#### [OBJECTIVE]
Go through the records line by line and work out how many lines hold the word "Teigtasche". Answer with the number only.

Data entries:
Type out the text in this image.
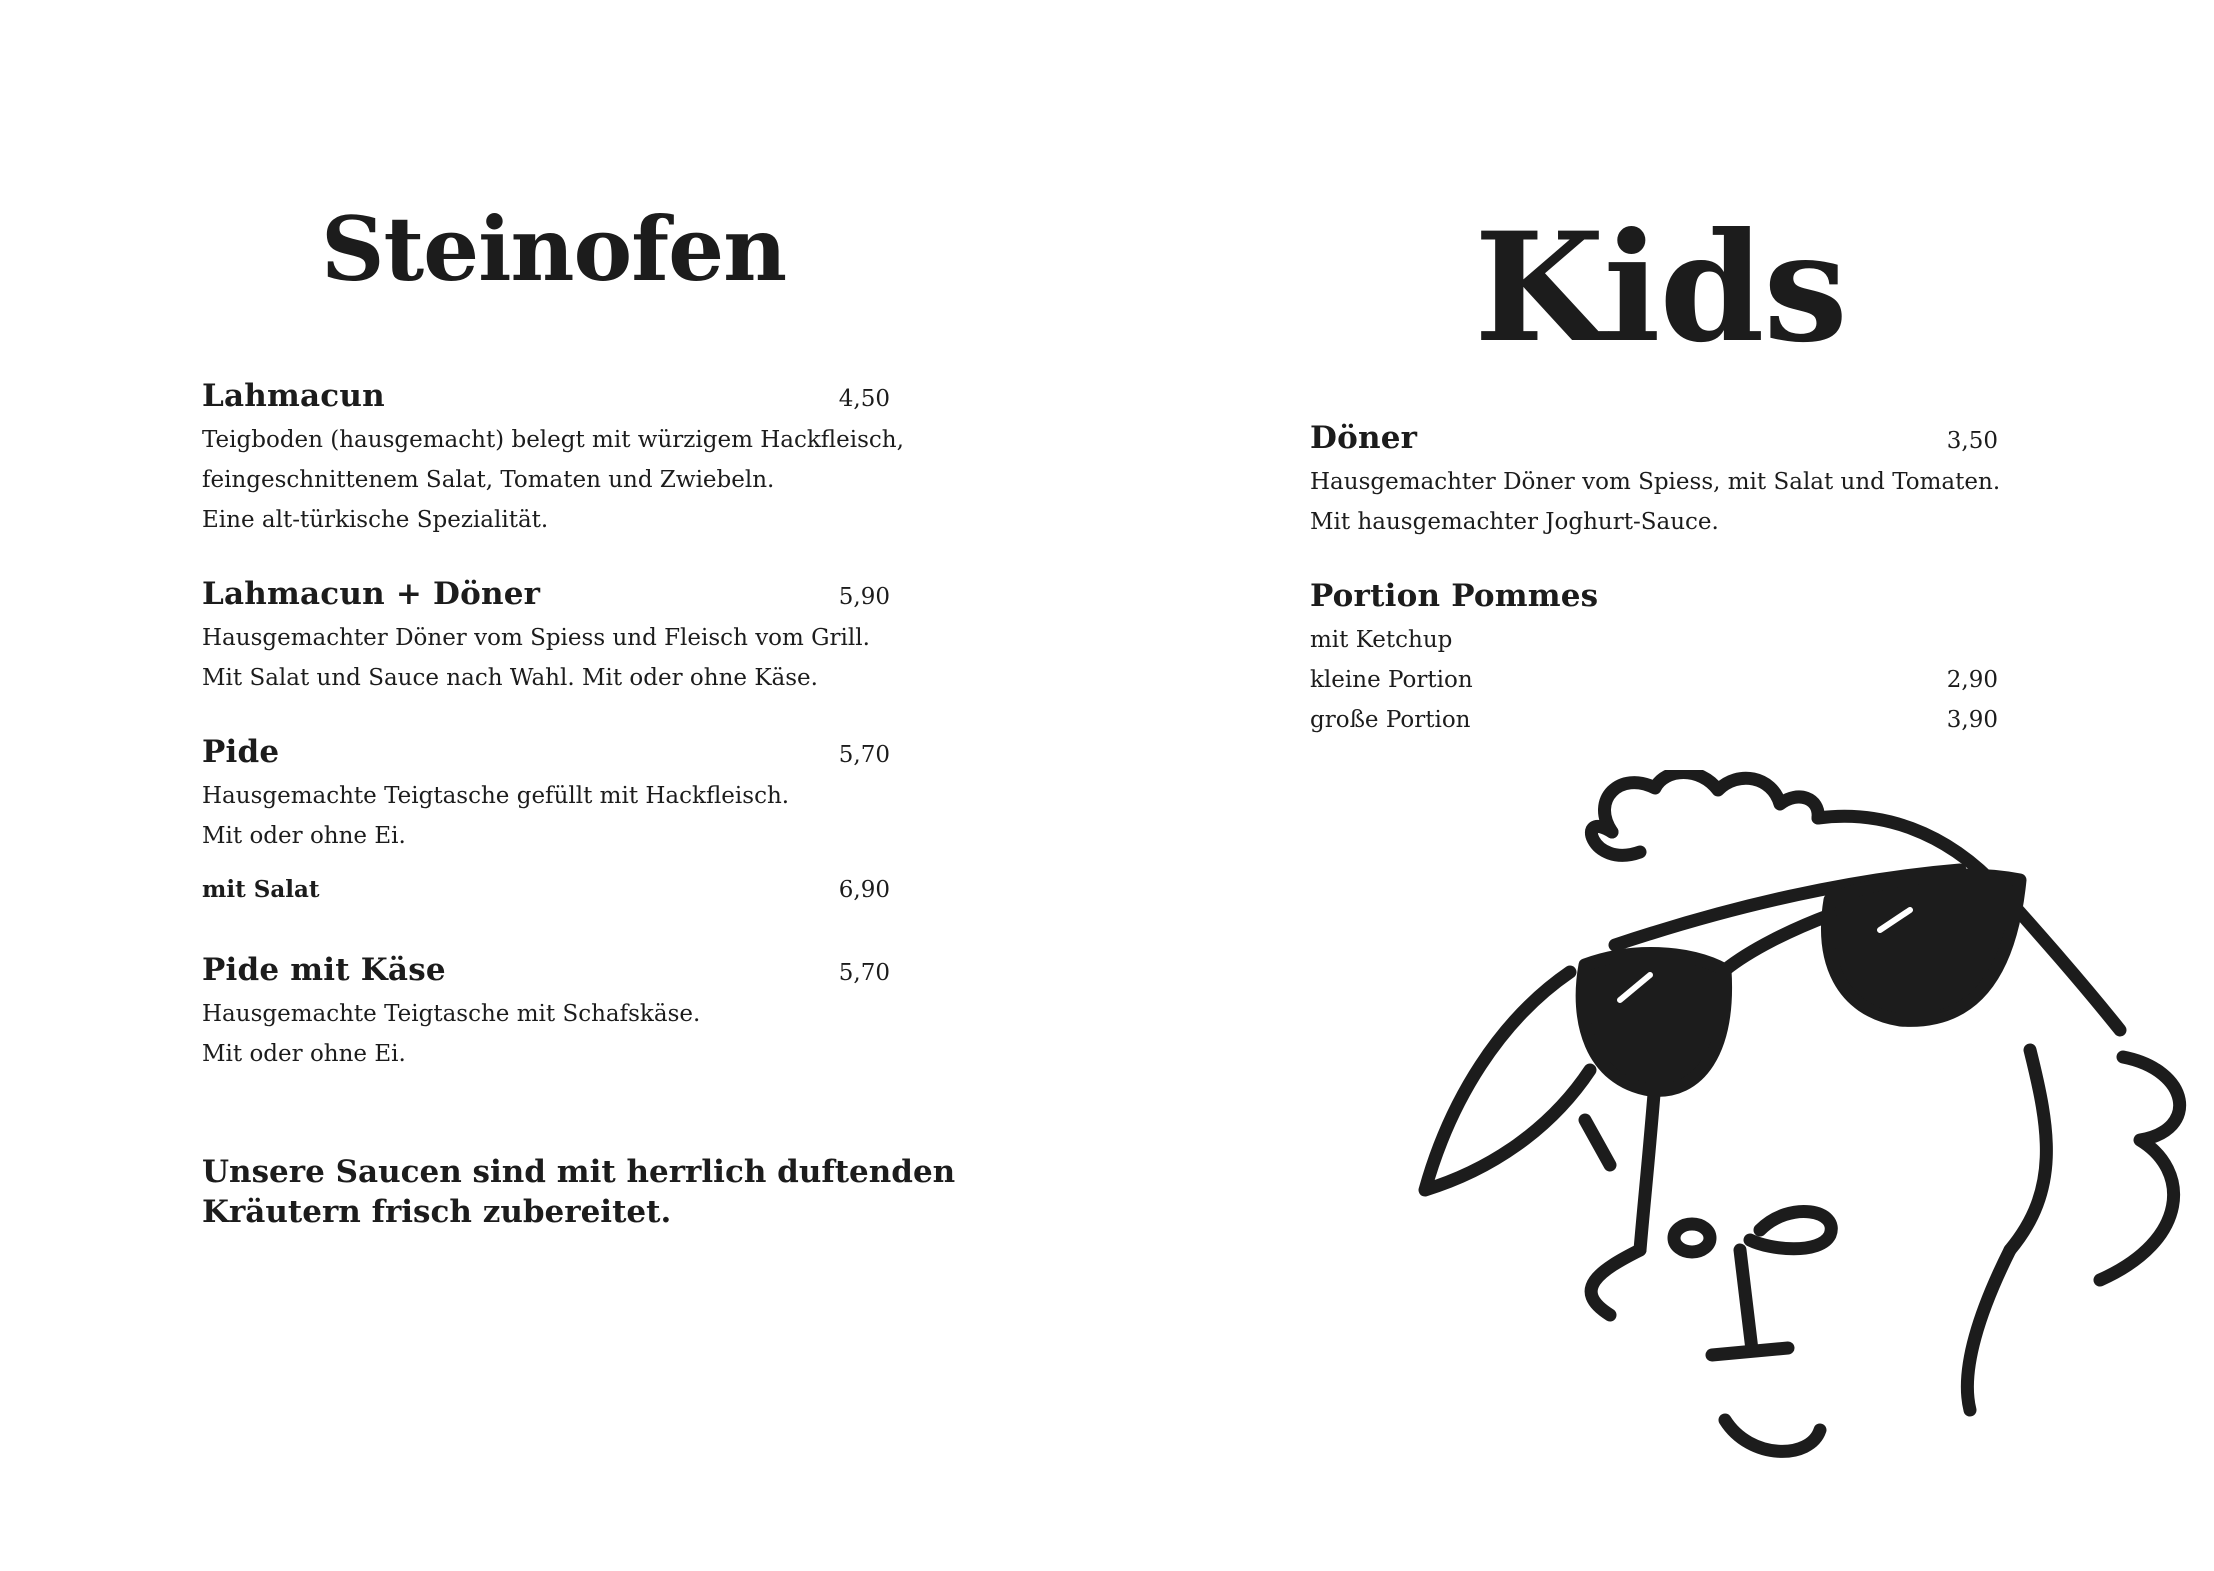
Steinofen
Lahmacun	4,50
Teigboden (hausgemacht) belegt mit würzigem Hackfleisch,
feingeschnittenem Salat, Tomaten und Zwiebeln.
Eine alt-türkische Spezialität.
Lahmacun + Döner	5,90
Hausgemachter Döner vom Spiess und Fleisch vom Grill.
Mit Salat und Sauce nach Wahl. Mit oder ohne Käse.
Pide	5,70
Hausgemachte Teigtasche gefüllt mit Hackfleisch.
Mit oder ohne Ei.
mit Salat	6,90
Pide mit Käse	5,70
Hausgemachte Teigtasche mit Schafskäse.
Mit oder ohne Ei.
Unsere Saucen sind mit herrlich duftenden
Kräutern frisch zubereitet.
Kids
Döner	3,50
Hausgemachter Döner vom Spiess, mit Salat und Tomaten.
Mit hausgemachter Joghurt-Sauce.
Portion Pommes
mit Ketchup
kleine Portion	2,90
große Portion	3,90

#### [EXERCISE RESULT]
2